## [Exercise objective]
Below are some entries. Count how many of their lines include "Alfons", then give that number only.

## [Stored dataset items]
——

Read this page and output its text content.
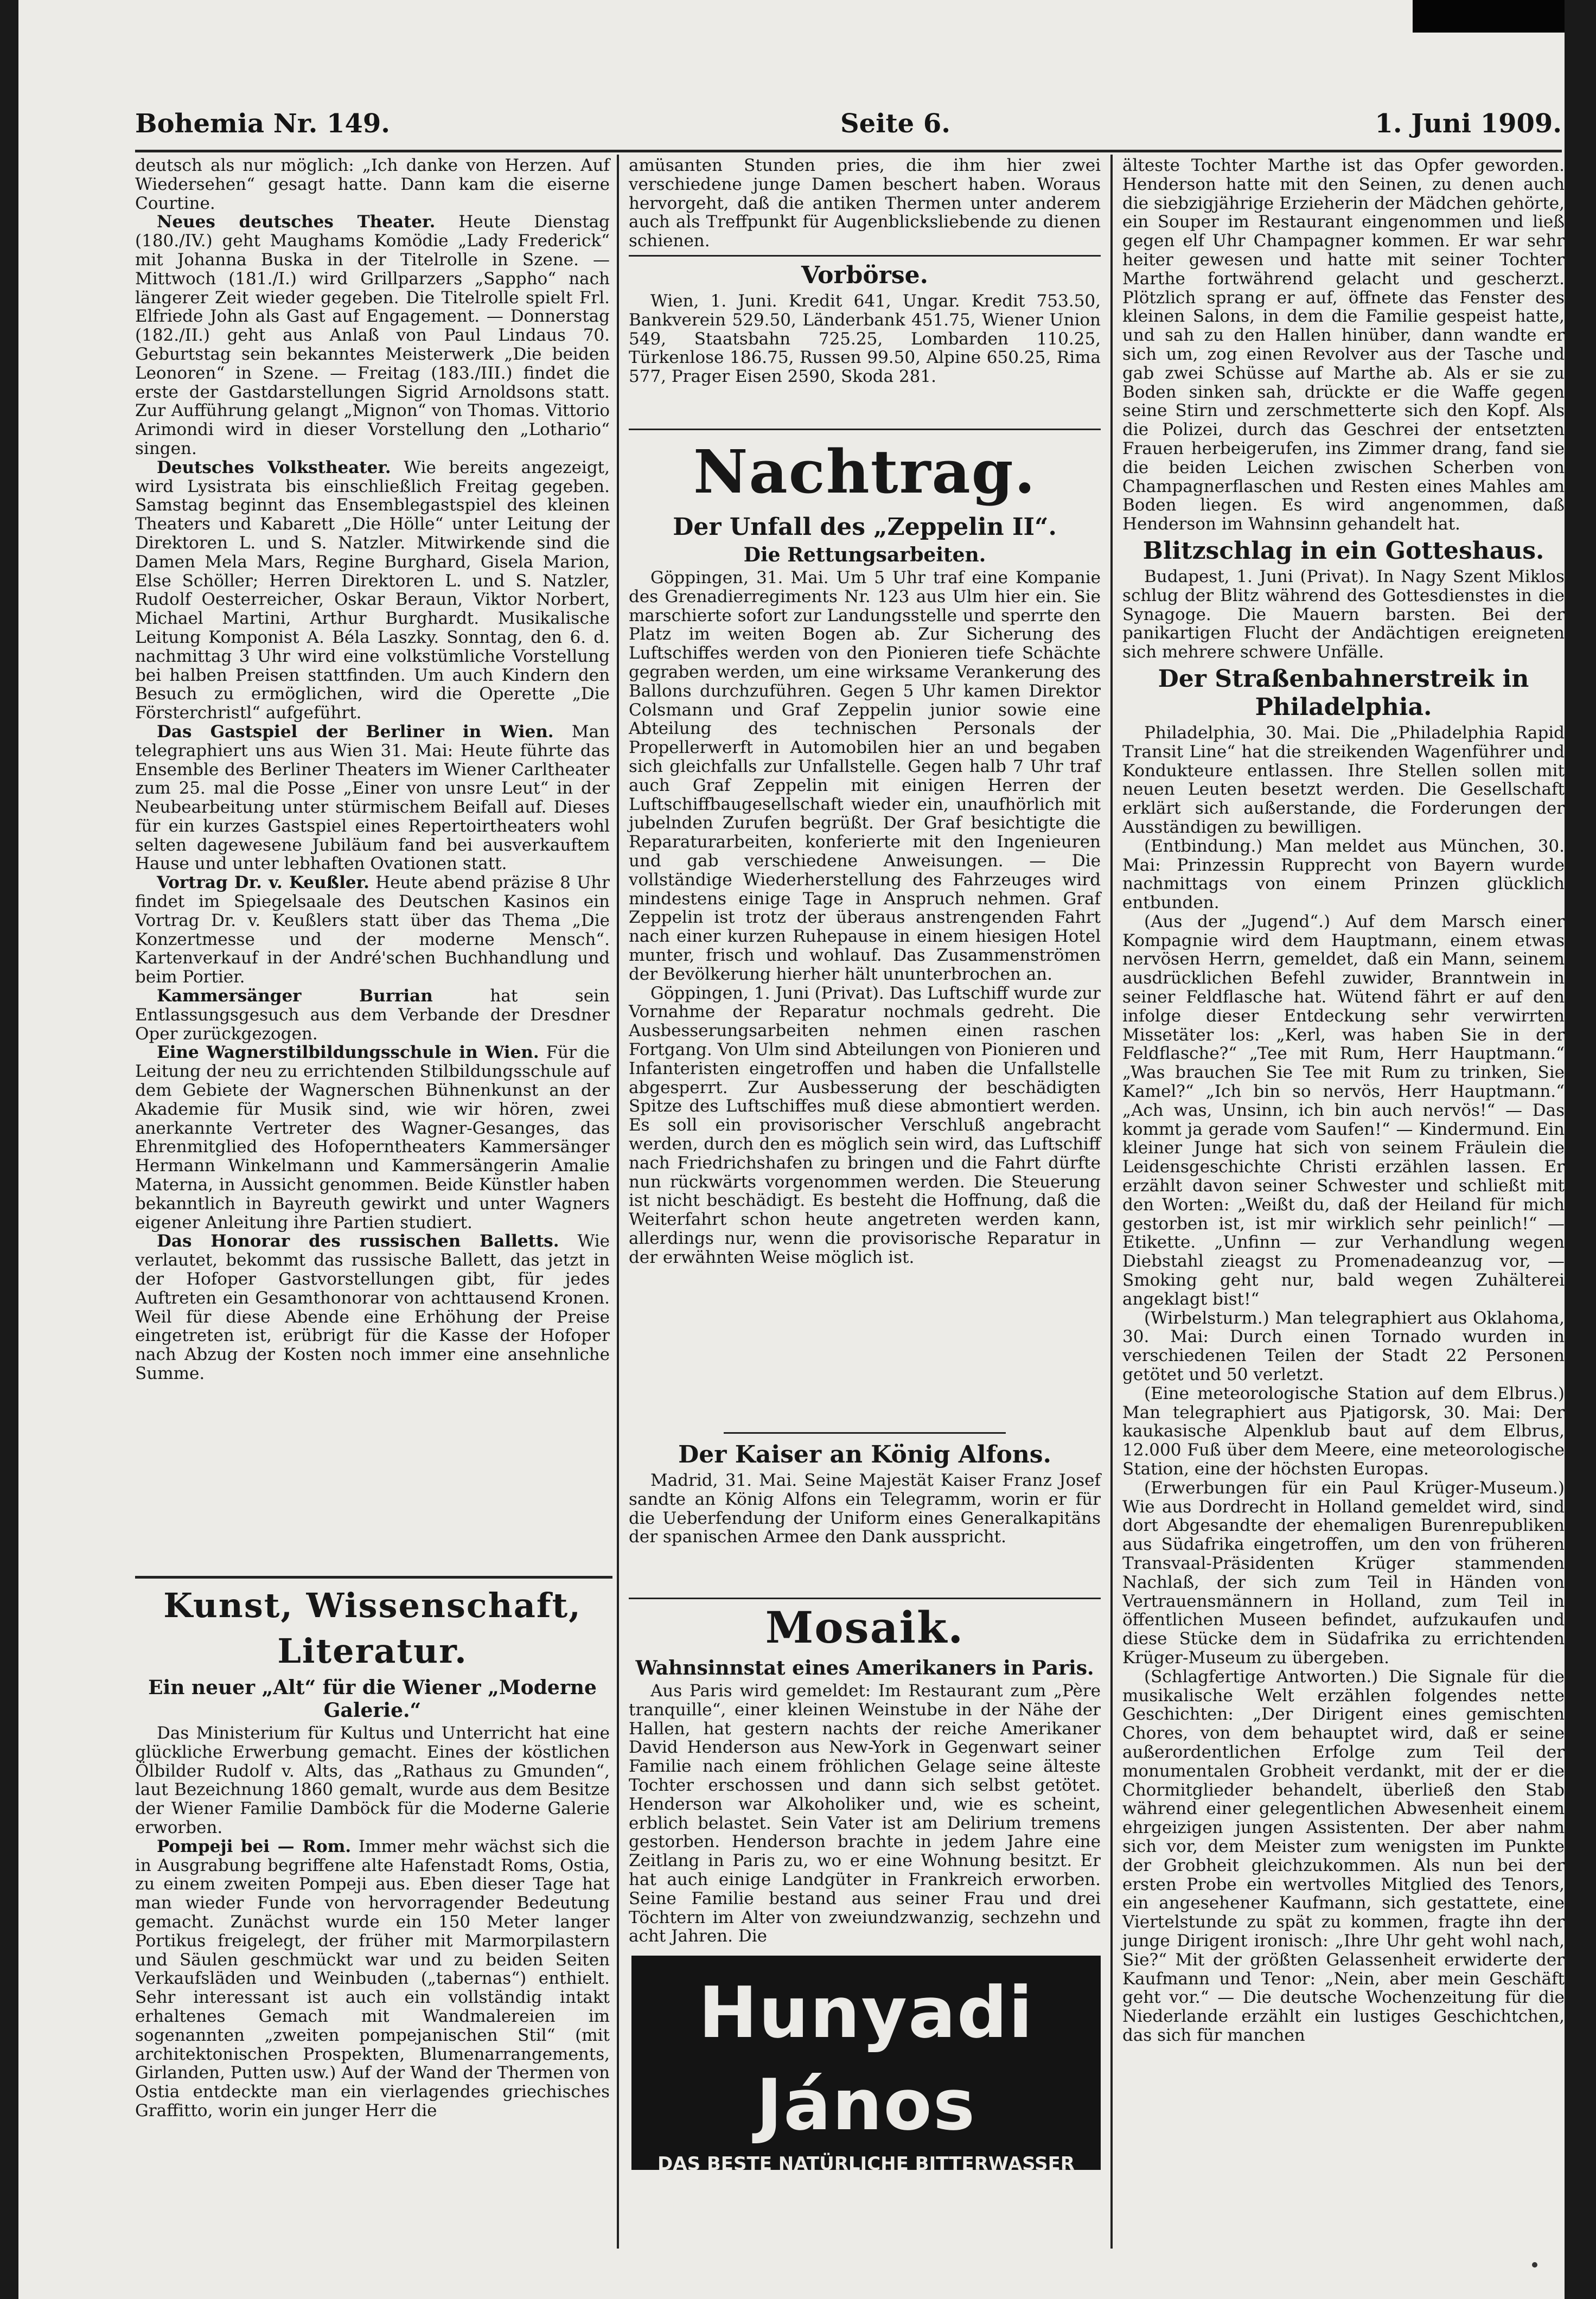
Bohemia Nr. 149.	Seite 6.	1. Juni 1909.

deutsch als nur möglich: „Ich danke von Herzen. Auf Wiedersehen“ gesagt hatte. Dann kam die eiserne Courtine.

Neues deutsches Theater. Heute Dienstag (180./IV.) geht Maughams Komödie „Lady Frederick“ mit Johanna Buska in der Titelrolle in Szene. — Mittwoch (181./I.) wird Grillparzers „Sappho“ nach längerer Zeit wieder gegeben. Die Titelrolle spielt Frl. Elfriede John als Gast auf Engagement. — Donnerstag (182./II.) geht aus Anlaß von Paul Lindaus 70. Geburtstag sein bekanntes Meisterwerk „Die beiden Leonoren“ in Szene. — Freitag (183./III.) findet die erste der Gastdarstellungen Sigrid Arnoldsons statt. Zur Aufführung gelangt „Mignon“ von Thomas. Vittorio Arimondi wird in dieser Vorstellung den „Lothario“ singen.

Deutsches Volkstheater. Wie bereits angezeigt, wird Lysistrata bis einschließlich Freitag gegeben. Samstag beginnt das Ensemblegastspiel des kleinen Theaters und Kabarett „Die Hölle“ unter Leitung der Direktoren L. und S. Natzler. Mitwirkende sind die Damen Mela Mars, Regine Burghard, Gisela Marion, Else Schöller; Herren Direktoren L. und S. Natzler, Rudolf Oesterreicher, Oskar Beraun, Viktor Norbert, Michael Martini, Arthur Burghardt. Musikalische Leitung Komponist A. Béla Laszky. Sonntag, den 6. d. nachmittag 3 Uhr wird eine volkstümliche Vorstellung bei halben Preisen stattfinden. Um auch Kindern den Besuch zu ermöglichen, wird die Operette „Die Försterchristl“ aufgeführt.

Das Gastspiel der Berliner in Wien. Man telegraphiert uns aus Wien 31. Mai: Heute führte das Ensemble des Berliner Theaters im Wiener Carltheater zum 25. mal die Posse „Einer von unsre Leut“ in der Neubearbeitung unter stürmischem Beifall auf. Dieses für ein kurzes Gastspiel eines Repertoirtheaters wohl selten dagewesene Jubiläum fand bei ausverkauftem Hause und unter lebhaften Ovationen statt.

Vortrag Dr. v. Keußler. Heute abend präzise 8 Uhr findet im Spiegelsaale des Deutschen Kasinos ein Vortrag Dr. v. Keußlers statt über das Thema „Die Konzertmesse und der moderne Mensch“. Kartenverkauf in der André'schen Buchhandlung und beim Portier.

Kammersänger Burrian	hat sein Entlassungsgesuch aus dem Verbande der Dresdner Oper zurückgezogen.

Eine Wagnerstilbildungsschule in Wien. Für die Leitung der neu zu errichtenden Stilbildungsschule auf dem Gebiete der Wagnerschen Bühnenkunst an der Akademie für Musik sind, wie wir hören, zwei anerkannte Vertreter des Wagner-Gesanges, das Ehrenmitglied des Hofoperntheaters Kammersänger Hermann Winkelmann und Kammersängerin Amalie Materna, in Aussicht genommen. Beide Künstler haben bekanntlich in Bayreuth gewirkt und unter Wagners eigener Anleitung ihre Partien studiert.

Das Honorar des russischen Balletts. Wie verlautet, bekommt das russische Ballett, das jetzt in der Hofoper Gastvorstellungen gibt, für jedes Auftreten ein Gesamthonorar von achttausend Kronen. Weil für diese Abende eine Erhöhung der Preise eingetreten ist, erübrigt für die Kasse der Hofoper nach Abzug der Kosten noch immer eine ansehnliche Summe.

Kunst, Wissenschaft, Literatur.
Ein neuer „Alt“ für die Wiener „Moderne Galerie.“

Das Ministerium für Kultus und Unterricht hat eine glückliche Erwerbung gemacht. Eines der köstlichen Ölbilder Rudolf v. Alts, das „Rathaus zu Gmunden“, laut Bezeichnung 1860 gemalt, wurde aus dem Besitze der Wiener Familie Damböck für die Moderne Galerie erworben.

Pompeji bei — Rom. Immer mehr wächst sich die in Ausgrabung begriffene alte Hafenstadt Roms, Ostia, zu einem zweiten Pompeji aus. Eben dieser Tage hat man wieder Funde von hervorragender Bedeutung gemacht. Zunächst wurde ein 150 Meter langer Portikus freigelegt, der früher mit Marmorpilastern und Säulen geschmückt war und zu beiden Seiten Verkaufsläden und Weinbuden („tabernas“) enthielt. Sehr interessant ist auch ein vollständig intakt erhaltenes Gemach mit Wandmalereien im sogenannten „zweiten pompejanischen Stil“ (mit architektonischen Prospekten, Blumenarrangements, Girlanden, Putten usw.) Auf der Wand der Thermen von Ostia entdeckte man ein vierlagendes griechisches Graffitto, worin ein junger Herr die

amüsanten Stunden pries, die ihm hier zwei verschiedene junge Damen beschert haben. Woraus hervorgeht, daß die antiken Thermen unter anderem auch als Treffpunkt für Augenblicksliebende zu dienen schienen.

Vorbörse.

Wien, 1. Juni. Kredit 641, Ungar. Kredit 753.50, Bankverein 529.50, Länderbank 451.75, Wiener Union 549, Staatsbahn 725.25, Lombarden 110.25, Türkenlose 186.75, Russen 99.50, Alpine 650.25, Rima 577, Prager Eisen 2590, Skoda 281.

Nachtrag.
Der Unfall des „Zeppelin II“.
Die Rettungsarbeiten.

Göppingen, 31. Mai. Um 5 Uhr traf eine Kompanie des Grenadierregiments Nr. 123 aus Ulm hier ein. Sie marschierte sofort zur Landungsstelle und sperrte den Platz im weiten Bogen ab. Zur Sicherung des Luftschiffes werden von den Pionieren tiefe Schächte gegraben werden, um eine wirksame Verankerung des Ballons durchzuführen. Gegen 5 Uhr kamen Direktor Colsmann und Graf Zeppelin junior sowie eine Abteilung des technischen Personals der Propellerwerft in Automobilen hier an und begaben sich gleichfalls zur Unfallstelle. Gegen halb 7 Uhr traf auch Graf Zeppelin mit einigen Herren der Luftschiffbaugesellschaft wieder ein, unaufhörlich mit jubelnden Zurufen begrüßt. Der Graf besichtigte die Reparaturarbeiten, konferierte mit den Ingenieuren und gab verschiedene Anweisungen. — Die vollständige Wiederherstellung des Fahrzeuges wird mindestens einige Tage in Anspruch nehmen. Graf Zeppelin ist trotz der überaus anstrengenden Fahrt nach einer kurzen Ruhepause in einem hiesigen Hotel munter, frisch und wohlauf. Das Zusammenströmen der Bevölkerung hierher hält ununterbrochen an.

Göppingen, 1. Juni (Privat). Das Luftschiff wurde zur Vornahme der Reparatur nochmals gedreht. Die Ausbesserungsarbeiten nehmen einen raschen Fortgang. Von Ulm sind Abteilungen von Pionieren und Infanteristen eingetroffen und haben die Unfallstelle abgesperrt. Zur Ausbesserung der beschädigten Spitze des Luftschiffes muß diese abmontiert werden. Es soll ein provisorischer Verschluß angebracht werden, durch den es möglich sein wird, das Luftschiff nach Friedrichshafen zu bringen und die Fahrt dürfte nun rückwärts vorgenommen werden. Die Steuerung ist nicht beschädigt. Es besteht die Hoffnung, daß die Weiterfahrt schon heute angetreten werden kann, allerdings nur, wenn die provisorische Reparatur in der erwähnten Weise möglich ist.

Der Kaiser an König Alfons.

Madrid, 31. Mai. Seine Majestät Kaiser Franz Josef sandte an König Alfons ein Telegramm, worin er für die Ueberfendung der Uniform eines Generalkapitäns der spanischen Armee den Dank ausspricht.

Mosaik.
Wahnsinnstat eines Amerikaners in Paris.

Aus Paris wird gemeldet: Im Restaurant zum „Père tranquille“, einer kleinen Weinstube in der Nähe der Hallen, hat gestern nachts der reiche Amerikaner David Henderson aus New-York in Gegenwart seiner Familie nach einem fröhlichen Gelage seine älteste Tochter erschossen und dann sich selbst getötet. Henderson war Alkoholiker und, wie es scheint, erblich belastet. Sein Vater ist am Delirium tremens gestorben. Henderson brachte in jedem Jahre eine Zeitlang in Paris zu, wo er eine Wohnung besitzt. Er hat auch einige Landgüter in Frankreich erworben. Seine Familie bestand aus seiner Frau und drei Töchtern im Alter von zweiundzwanzig, sechzehn und acht Jahren. Die

Hunyadi János
DAS BESTE NATÜRLICHE BITTERWASSER
EIN NATURSCHATZ VON WELTRUF. MILD, ZUVERLÄSSIG
BESITZER: ANDREAS SAXLEHNER BUDAPEST. K.u.K. HOFLIEFERANT
1909

älteste Tochter Marthe ist das Opfer geworden. Henderson hatte mit den Seinen, zu denen auch die siebzigjährige Erzieherin der Mädchen gehörte, ein Souper im Restaurant eingenommen und ließ gegen elf Uhr Champagner kommen. Er war sehr heiter gewesen und hatte mit seiner Tochter Marthe fortwährend gelacht und gescherzt. Plötzlich sprang er auf, öffnete das Fenster des kleinen Salons, in dem die Familie gespeist hatte, und sah zu den Hallen hinüber, dann wandte er sich um, zog einen Revolver aus der Tasche und gab zwei Schüsse auf Marthe ab. Als er sie zu Boden sinken sah, drückte er die Waffe gegen seine Stirn und zerschmetterte sich den Kopf. Als die Polizei, durch das Geschrei der entsetzten Frauen herbeigerufen, ins Zimmer drang, fand sie die beiden Leichen zwischen Scherben von Champagnerflaschen und Resten eines Mahles am Boden liegen. Es wird angenommen, daß Henderson im Wahnsinn gehandelt hat.

Blitzschlag in ein Gotteshaus.

Budapest, 1. Juni (Privat). In Nagy Szent Miklos schlug der Blitz während des Gottesdienstes in die Synagoge. Die Mauern barsten. Bei der panikartigen Flucht der Andächtigen ereigneten sich mehrere schwere Unfälle.

Der Straßenbahnerstreik in Philadelphia.

Philadelphia, 30. Mai. Die „Philadelphia Rapid Transit Line“ hat die streikenden Wagenführer und Kondukteure entlassen. Ihre Stellen sollen mit neuen Leuten besetzt werden. Die Gesellschaft erklärt sich außerstande, die Forderungen der Ausständigen zu bewilligen.

(Entbindung.) Man meldet aus München, 30. Mai: Prinzessin Rupprecht von Bayern wurde nachmittags von einem Prinzen glücklich entbunden.

(Aus der „Jugend“.) Auf dem Marsch einer Kompagnie wird dem Hauptmann, einem etwas nervösen Herrn, gemeldet, daß ein Mann, seinem ausdrücklichen Befehl zuwider, Branntwein in seiner Feldflasche hat. Wütend fährt er auf den infolge dieser Entdeckung sehr verwirrten Missetäter los: „Kerl, was haben Sie in der Feldflasche?“ „Tee mit Rum, Herr Hauptmann.“ „Was brauchen Sie Tee mit Rum zu trinken, Sie Kamel?“ „Ich bin so nervös, Herr Hauptmann.“ „Ach was, Unsinn, ich bin auch nervös!“ — Das kommt ja gerade vom Saufen!“ — Kindermund. Ein kleiner Junge hat sich von seinem Fräulein die Leidensgeschichte Christi erzählen lassen. Er erzählt davon seiner Schwester und schließt mit den Worten: „Weißt du, daß der Heiland für mich gestorben ist, ist mir wirklich sehr peinlich!“ — Etikette. „Unfinn — zur Verhandlung wegen Diebstahl zieagst zu Promenadeanzug vor, — Smoking geht nur, bald wegen Zuhälterei angeklagt bist!“

(Wirbelsturm.) Man telegraphiert aus Oklahoma, 30. Mai: Durch einen Tornado wurden in verschiedenen Teilen der Stadt 22 Personen getötet und 50 verletzt.

(Eine meteorologische Station auf dem Elbrus.) Man telegraphiert aus Pjatigorsk, 30. Mai: Der kaukasische Alpenklub baut auf dem Elbrus, 12.000 Fuß über dem Meere, eine meteorologische Station, eine der höchsten Europas.

(Erwerbungen für ein Paul Krüger-Museum.) Wie aus Dordrecht in Holland gemeldet wird, sind dort Abgesandte der ehemaligen Burenrepubliken aus Südafrika eingetroffen, um den von früheren Transvaal-Präsidenten Krüger stammenden Nachlaß, der sich zum Teil in Händen von Vertrauensmännern in Holland, zum Teil in öffentlichen Museen befindet, aufzukaufen und diese Stücke dem in Südafrika zu errichtenden Krüger-Museum zu übergeben.

(Schlagfertige Antworten.) Die Signale für die musikalische Welt erzählen folgendes nette Geschichten: „Der Dirigent eines gemischten Chores, von dem behauptet wird, daß er seine außerordentlichen Erfolge zum Teil der monumentalen Grobheit verdankt, mit der er die Chormitglieder behandelt, überließ den Stab während einer gelegentlichen Abwesenheit einem ehrgeizigen jungen Assistenten. Der aber nahm sich vor, dem Meister zum wenigsten im Punkte der Grobheit gleichzukommen. Als nun bei der ersten Probe ein wertvolles Mitglied des Tenors, ein angesehener Kaufmann, sich gestattete, eine Viertelstunde zu spät zu kommen, fragte ihn der junge Dirigent ironisch: „Ihre Uhr geht wohl nach, Sie?“ Mit der größten Gelassenheit erwiderte der Kaufmann und Tenor: „Nein, aber mein Geschäft geht vor.“ — Die deutsche Wochenzeitung für die Niederlande erzählt ein lustiges Geschichtchen, das sich für manchen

——

## [Answer to the exercise]
2